Cosa succede quando due emergenze, entrambe irrisolte, si sommano?
Lo stiamo vedendo in queste ore. L’immigrazione e il Covid. Due enormi sfide che arrivano via mare, a bordo di imbarcazioni mal equipaggiate.
A distruggere i piani di un pezzo d’Italia che nella timida ripresa del turismo aveva fatto affidamento per uscire dalla crisi economica. E forse è proprio per non scoraggiare i vacanzieri che ne sentiamo parlare meno di un anno fa, quando gli sbarchi erano appena un terzo degli attuali: sindaci e governatori tendono a lavare i panni sporchi in casa, a non sollevare polveroni, a non dipingere il quadro di un’invasione come hanno fatto in passato.
L’invasione non c’è neppure adesso, ma molti degli immigrati risultano positivi al coronavirus, com’è normale che sia. E la sfida dell’accoglienza diventa anche sanitaria. Non ci si può più permettere di ammassare i richiedenti asilo nei Cpr per mesi, in condizioni squallide. Un modello di accoglienza che era già fallimentare è oggi sanitariamente rischioso per l’intero Paese.

**Esercizio**
Prosegui l'articolo su immigrazione e Covid riportato sopra, riprendendo subito dopo la sua ultima frase.

Voci di dati memorizzate:
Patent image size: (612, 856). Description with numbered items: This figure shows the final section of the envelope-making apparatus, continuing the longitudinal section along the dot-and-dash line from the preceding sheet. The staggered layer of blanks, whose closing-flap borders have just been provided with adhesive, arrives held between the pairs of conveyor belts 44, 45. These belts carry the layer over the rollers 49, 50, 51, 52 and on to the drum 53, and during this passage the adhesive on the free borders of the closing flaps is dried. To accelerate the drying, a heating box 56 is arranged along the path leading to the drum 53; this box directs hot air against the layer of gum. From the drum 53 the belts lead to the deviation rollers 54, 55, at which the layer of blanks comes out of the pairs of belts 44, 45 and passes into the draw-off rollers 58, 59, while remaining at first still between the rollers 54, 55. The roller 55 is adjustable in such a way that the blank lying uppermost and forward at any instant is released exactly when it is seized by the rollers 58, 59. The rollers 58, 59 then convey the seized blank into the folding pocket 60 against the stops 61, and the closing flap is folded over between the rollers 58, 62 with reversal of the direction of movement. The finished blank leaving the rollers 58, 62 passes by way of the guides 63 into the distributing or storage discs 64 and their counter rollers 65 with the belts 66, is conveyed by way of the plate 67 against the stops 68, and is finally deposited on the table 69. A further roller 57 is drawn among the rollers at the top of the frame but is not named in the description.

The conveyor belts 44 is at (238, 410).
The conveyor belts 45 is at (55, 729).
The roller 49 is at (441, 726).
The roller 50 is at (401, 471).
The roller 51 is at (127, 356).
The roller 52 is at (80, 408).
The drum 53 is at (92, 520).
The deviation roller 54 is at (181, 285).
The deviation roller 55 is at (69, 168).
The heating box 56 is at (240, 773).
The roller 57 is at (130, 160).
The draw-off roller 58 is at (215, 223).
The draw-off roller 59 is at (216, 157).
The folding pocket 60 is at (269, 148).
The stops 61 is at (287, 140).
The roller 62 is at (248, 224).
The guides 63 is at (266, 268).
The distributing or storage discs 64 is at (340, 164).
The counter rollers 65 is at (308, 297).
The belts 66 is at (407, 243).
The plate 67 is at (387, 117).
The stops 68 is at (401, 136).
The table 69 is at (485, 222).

**Risultato**
Di questo bisognerebbe parlare. Non delle (poche) scene di intolleranza, che invece occupano i titoli dei giornali. Dopo quello che abbiamo vissuto negli ultimi mesi, niente è più lo stesso. L’essere stati aiutati, con una professionalità e una partecipazione sorprendenti, da Paesi che abbiamo sempre guardato con superiorità: da Cuba alla Polonia, dalla Romania all’Ucraina. L’aver indossato i panni degli appestati, di quelli a cui era vietato varcare le frontiere. E, per alcuni di noi, vestirli ancora, non appena un accento un po’ troppo “del Nord” si ode spuntare sotto un’ombrellone. L’aver dovuto fare a meno di colf e baby sitter, arrivate in Italia da Paesi lontani, il cui aiuto abbiamo sempre dato per scontato, finché non ci è venuto a mancare improvvisamente…
No, il virus non è una livella. Non ci ha messo tutti nelle stesse condizioni. Anzi, ci ha mostrato una volta di più quanto essere nati nella metà giusta del mondo e avere un certo status sociale conti. Però ci ha fatto sentire insicuri come mai prima, ci ha fatto sperimentare la claustrofobia, ci ha fatto provare la gratitudine verso qualsiasi gesto amico, ci ha fatto sentire il bisogno dell’altro. Ha amplificato il suono di corde che avevamo dentro, ma vibravano troppo fievoli rispetto alle mille sollecitazioni quotidiane.
Adesso cerchiamo di non dimenticare quei suoni, di lasciarli vibrare ancora di fronte ai barconi carichi di speranza che approdano sulle nostre coste. L’immigrazione è una sfida che un grande Paese come l’Italia può e deve affrontare. Garantendo la dignità di tutti.